EXERCISE: Tally every line of the listing below that holds "meals", then give the tally alone.

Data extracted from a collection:
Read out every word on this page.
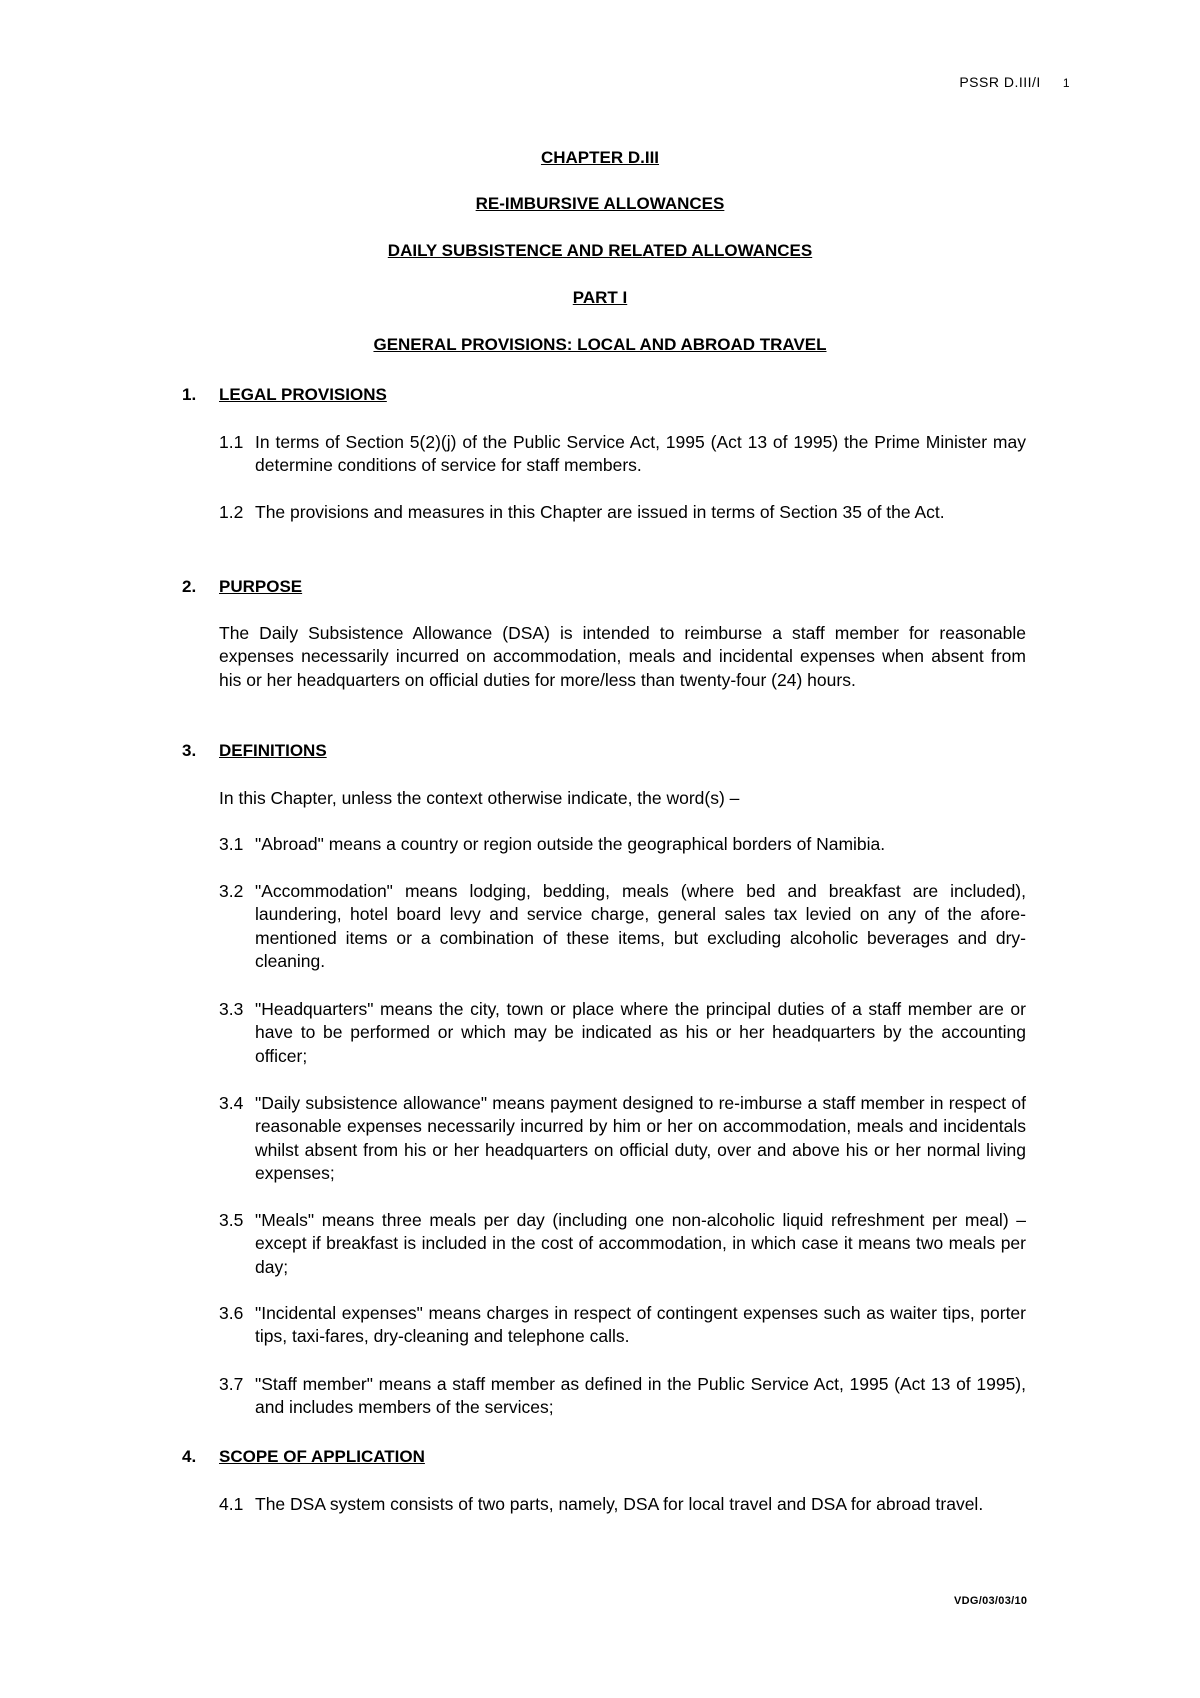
PSSR D.III/I 1
CHAPTER D.III
RE-IMBURSIVE ALLOWANCES
DAILY SUBSISTENCE AND RELATED ALLOWANCES
PART I
GENERAL PROVISIONS: LOCAL AND ABROAD TRAVEL
1. LEGAL PROVISIONS
1.1 In terms of Section 5(2)(j) of the Public Service Act, 1995 (Act 13 of 1995) the Prime Minister may determine conditions of service for staff members.
1.2 The provisions and measures in this Chapter are issued in terms of Section 35 of the Act.
2. PURPOSE
The Daily Subsistence Allowance (DSA) is intended to reimburse a staff member for reasonable expenses necessarily incurred on accommodation, meals and incidental expenses when absent from his or her headquarters on official duties for more/less than twenty-four (24) hours.
3. DEFINITIONS
In this Chapter, unless the context otherwise indicate, the word(s) –
3.1 "Abroad" means a country or region outside the geographical borders of Namibia.
3.2 "Accommodation" means lodging, bedding, meals (where bed and breakfast are included), laundering, hotel board levy and service charge, general sales tax levied on any of the afore-mentioned items or a combination of these items, but excluding alcoholic beverages and dry-cleaning.
3.3 "Headquarters" means the city, town or place where the principal duties of a staff member are or have to be performed or which may be indicated as his or her headquarters by the accounting officer;
3.4 "Daily subsistence allowance" means payment designed to re-imburse a staff member in respect of reasonable expenses necessarily incurred by him or her on accommodation, meals and incidentals whilst absent from his or her headquarters on official duty, over and above his or her normal living expenses;
3.5 "Meals" means three meals per day (including one non-alcoholic liquid refreshment per meal) – except if breakfast is included in the cost of accommodation, in which case it means two meals per day;
3.6 "Incidental expenses" means charges in respect of contingent expenses such as waiter tips, porter tips, taxi-fares, dry-cleaning and telephone calls.
3.7 "Staff member" means a staff member as defined in the Public Service Act, 1995 (Act 13 of 1995), and includes members of the services;
4. SCOPE OF APPLICATION
4.1 The DSA system consists of two parts, namely, DSA for local travel and DSA for abroad travel.
VDG/03/03/10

EXERCISE SOLUTION: 4